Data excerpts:
+===+

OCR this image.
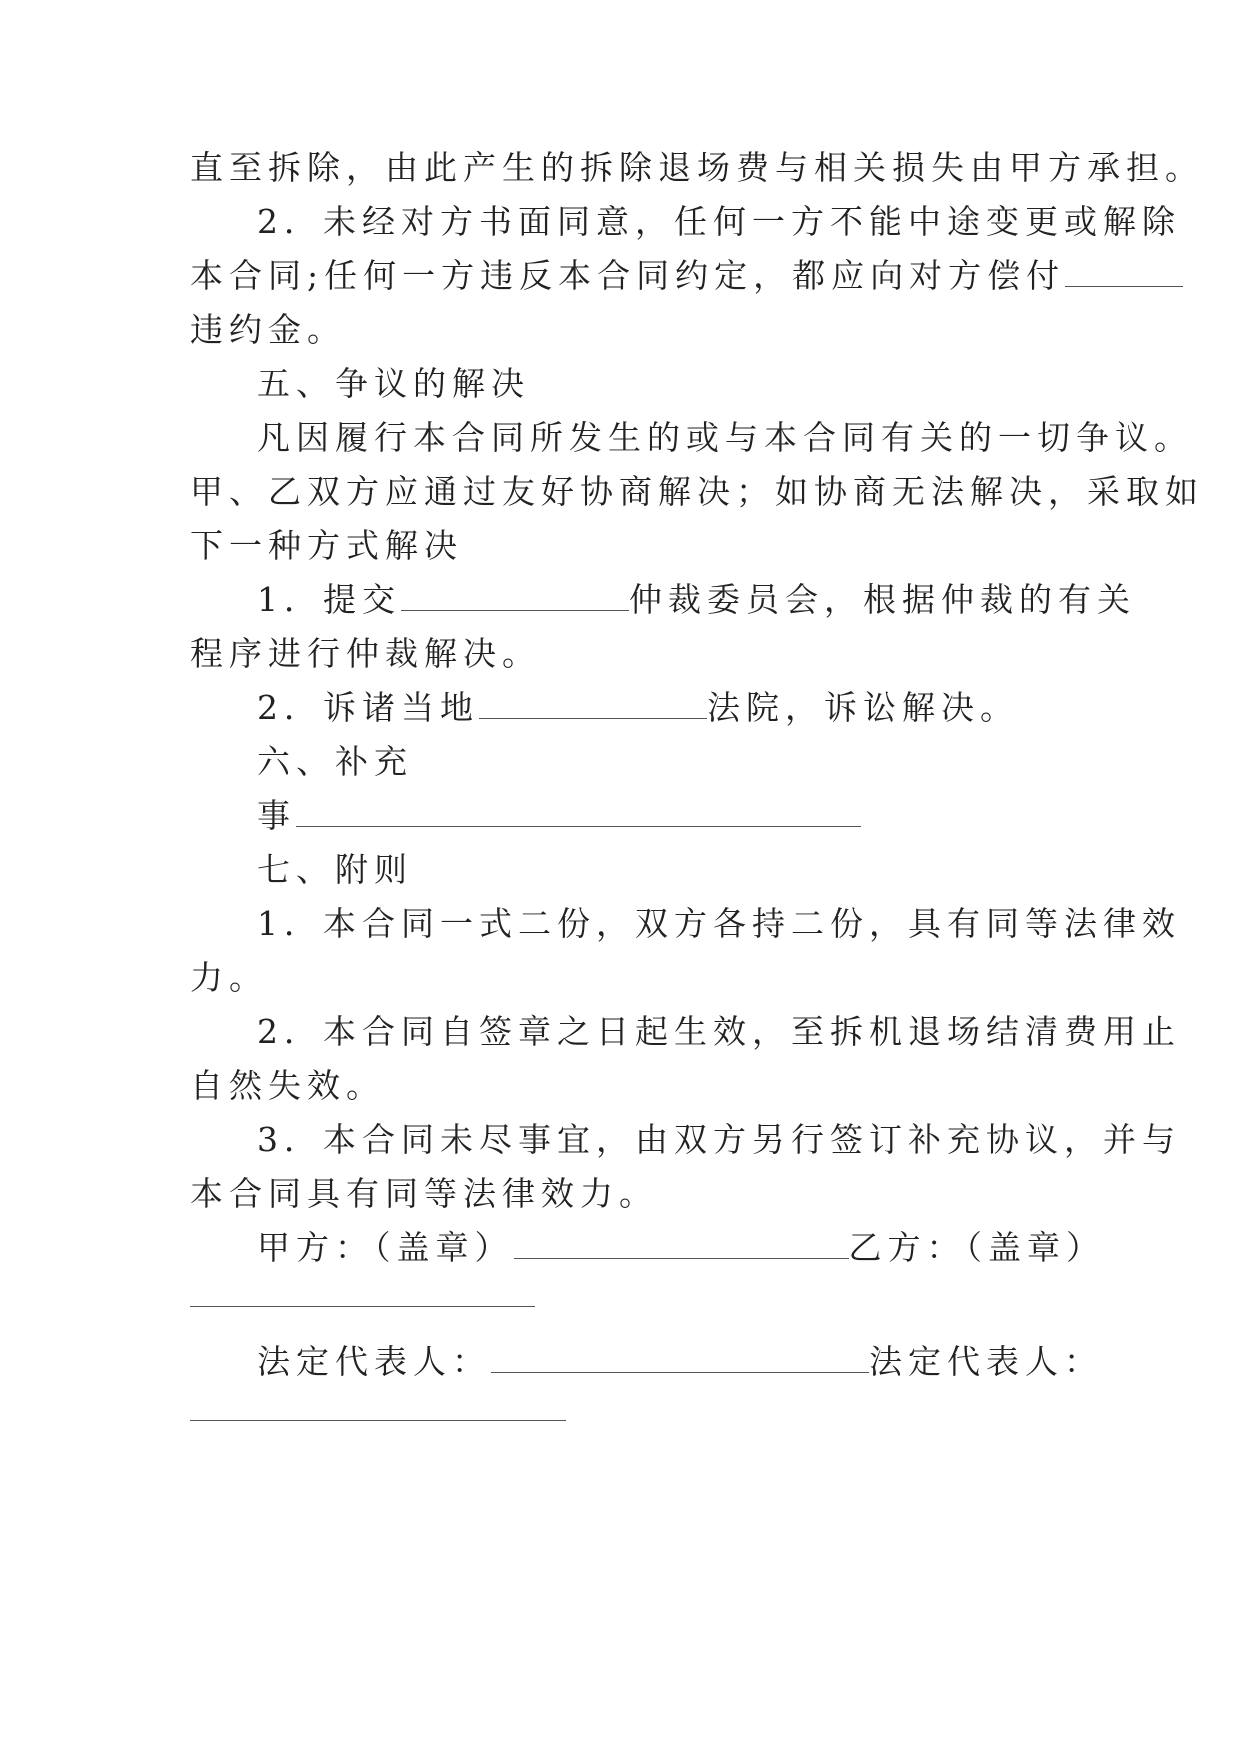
直至拆除，由此产生的拆除退场费与相关损失由甲方承担。
2．未经对方书面同意，任何一方不能中途变更或解除
本合同;任何一方违反本合同约定，都应向对方偿付
违约金。
五、争议的解决
凡因履行本合同所发生的或与本合同有关的一切争议。
甲、乙双方应通过友好协商解决；如协商无法解决，采取如
下一种方式解决
1．提交	仲裁委员会，根据仲裁的有关
程序进行仲裁解决。
2．诉诸当地	法院，诉讼解决。
六、补充
事
七、附则
1．本合同一式二份，双方各持二份，具有同等法律效
力。
2．本合同自签章之日起生效，至拆机退场结清费用止
自然失效。
3．本合同未尽事宜，由双方另行签订补充协议，并与
本合同具有同等法律效力。
甲方：（盖章）	乙方：（盖章）
法定代表人：	法定代表人：
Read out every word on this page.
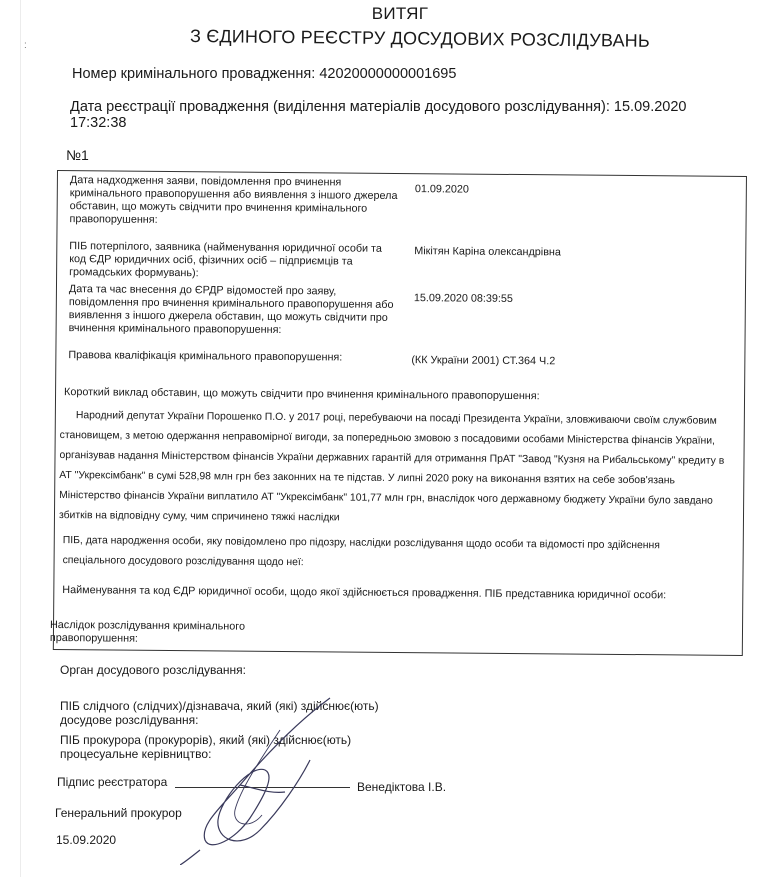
:
ВИТЯГ
З ЄДИНОГО РЕЄСТРУ ДОСУДОВИХ РОЗСЛІДУВАНЬ
Номер кримінального провадження: 42020000000001695
Дата реєстрації провадження (виділення матеріалів досудового розслідування): 15.09.2020
17:32:38
№1
Дата надходження заяви, повідомлення про вчинення кримінального правопорушення або виявлення з іншого джерела обставин, що можуть свідчити про вчинення кримінального правопорушення:
01.09.2020
ПІБ потерпілого, заявника (найменування юридичної особи та код ЄДР юридичних осіб, фізичних осіб – підприємців та громадських формувань):
Мікітян Каріна олександрівна
Дата та час внесення до ЄРДР відомостей про заяву, повідомлення про вчинення кримінального правопорушення або виявлення з іншого джерела обставин, що можуть свідчити про вчинення кримінального правопорушення:
15.09.2020 08:39:55
Правова кваліфікація кримінального правопорушення:	(КК України 2001) СТ.364 Ч.2
Короткий виклад обставин, що можуть свідчити про вчинення кримінального правопорушення:
Народний депутат України Порошенко П.О. у 2017 році, перебуваючи на посаді Президента України, зловживаючи своїм службовим становищем, з метою одержання неправомірної вигоди, за попередньою змовою з посадовими особами Міністерства фінансів України, організував надання Міністерством фінансів України державних гарантій для отримання ПрАТ "Завод "Кузня на Рибальському" кредиту в АТ "Укрексімбанк" в сумі 528,98 млн грн без законних на те підстав. У липні 2020 року на виконання взятих на себе зобов'язань Міністерство фінансів України виплатило АТ "Укрексімбанк" 101,77 млн грн, внаслідок чого державному бюджету України було завдано збитків на відповідну суму, чим спричинено тяжкі наслідки
ПІБ, дата народження особи, яку повідомлено про підозру, наслідки розслідування щодо особи та відомості про здійснення спеціального досудового розслідування щодо неї:
Найменування та код ЄДР юридичної особи, щодо якої здійснюється провадження. ПІБ представника юридичної особи:
Наслідок розслідування кримінального правопорушення:
Орган досудового розслідування:
ПІБ слідчого (слідчих)/дізнавача, який (які) здійснює(ють) досудове розслідування:
ПІБ прокурора (прокурорів), який (які) здійснює(ють) процесуальне керівництво:
Підпис реєстратора	Венедіктова І.В.
Генеральний прокурор
15.09.2020
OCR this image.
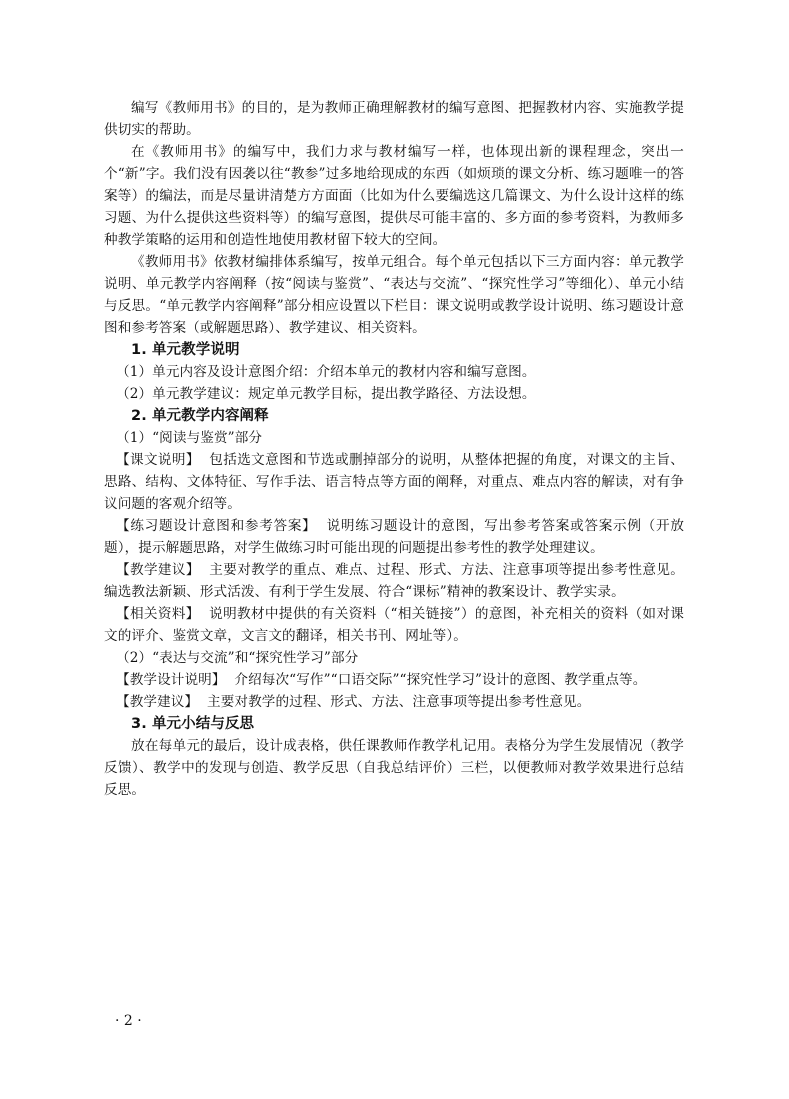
编写《教师用书》的目的，是为教师正确理解教材的编写意图、把握教材内容、实施教学提供切实的帮助。

在《教师用书》的编写中，我们力求与教材编写一样，也体现出新的课程理念，突出一个“新”字。我们没有因袭以往“教参”过多地给现成的东西（如烦琐的课文分析、练习题唯一的答案等）的编法，而是尽量讲清楚方方面面（比如为什么要编选这几篇课文、为什么设计这样的练习题、为什么提供这些资料等）的编写意图，提供尽可能丰富的、多方面的参考资料，为教师多种教学策略的运用和创造性地使用教材留下较大的空间。

《教师用书》依教材编排体系编写，按单元组合。每个单元包括以下三方面内容：单元教学说明、单元教学内容阐释（按“阅读与鉴赏”、“表达与交流”、“探究性学习”等细化）、单元小结与反思。“单元教学内容阐释”部分相应设置以下栏目：课文说明或教学设计说明、练习题设计意图和参考答案（或解题思路）、教学建议、相关资料。

1. 单元教学说明

（1）单元内容及设计意图介绍：介绍本单元的教材内容和编写意图。

（2）单元教学建议：规定单元教学目标，提出教学路径、方法设想。

2. 单元教学内容阐释

（1）“阅读与鉴赏”部分

【课文说明】 包括选文意图和节选或删掉部分的说明，从整体把握的角度，对课文的主旨、思路、结构、文体特征、写作手法、语言特点等方面的阐释，对重点、难点内容的解读，对有争议问题的客观介绍等。

【练习题设计意图和参考答案】 说明练习题设计的意图，写出参考答案或答案示例（开放题），提示解题思路，对学生做练习时可能出现的问题提出参考性的教学处理建议。

【教学建议】 主要对教学的重点、难点、过程、形式、方法、注意事项等提出参考性意见。编选教法新颖、形式活泼、有利于学生发展、符合“课标”精神的教案设计、教学实录。

【相关资料】 说明教材中提供的有关资料（“相关链接”）的意图，补充相关的资料（如对课文的评介、鉴赏文章，文言文的翻译，相关书刊、网址等）。

（2）“表达与交流”和“探究性学习”部分

【教学设计说明】 介绍每次“写作”“口语交际”“探究性学习”设计的意图、教学重点等。

【教学建议】 主要对教学的过程、形式、方法、注意事项等提出参考性意见。

3. 单元小结与反思

放在每单元的最后，设计成表格，供任课教师作教学札记用。表格分为学生发展情况（教学反馈）、教学中的发现与创造、教学反思（自我总结评价）三栏，以便教师对教学效果进行总结反思。

· 2 ·
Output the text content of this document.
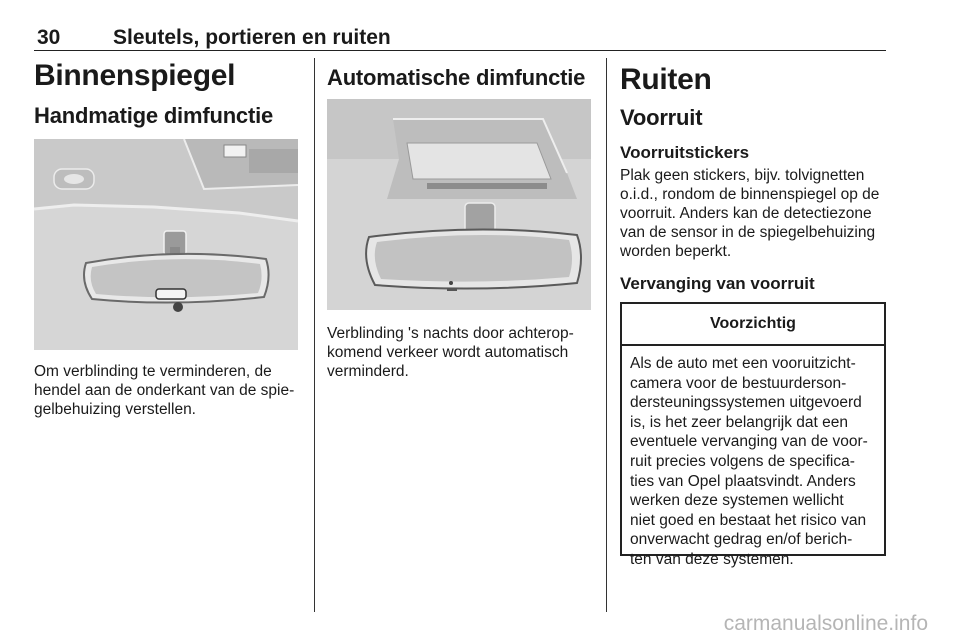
30	Sleutels, portieren en ruiten
Binnenspiegel
Handmatige dimfunctie

Om verblinding te verminderen, de
hendel aan de onderkant van de spie-
gelbehuizing verstellen.

Automatische dimfunctie

Verblinding 's nachts door achterop-
komend verkeer wordt automatisch
verminderd.

Ruiten
Voorruit
Voorruitstickers

Plak geen stickers, bijv. tolvignetten
o.i.d., rondom de binnenspiegel op de
voorruit. Anders kan de detectiezone
van de sensor in de spiegelbehuizing
worden beperkt.

Vervanging van voorruit
Voorzichtig

Als de auto met een vooruitzicht-
camera voor de bestuurderson-
dersteuningssystemen uitgevoerd
is, is het zeer belangrijk dat een
eventuele vervanging van de voor-
ruit precies volgens de specifica-
ties van Opel plaatsvindt. Anders
werken deze systemen wellicht
niet goed en bestaat het risico van
onverwacht gedrag en/of berich-
ten van deze systemen.

carmanualsonline.info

+===+

_Direction_
From the entries above, copy every line that holds the word "щодо".

_Task result_
ПІБ, дата народження особи, яку повідомлено про підозру, наслідки розслідування щодо особи та відомості про здійснення спеціального досудового розслідування щодо неї:
Найменування та код ЄДР юридичної особи, щодо якої здійснюється провадження. ПІБ представника юридичної особи:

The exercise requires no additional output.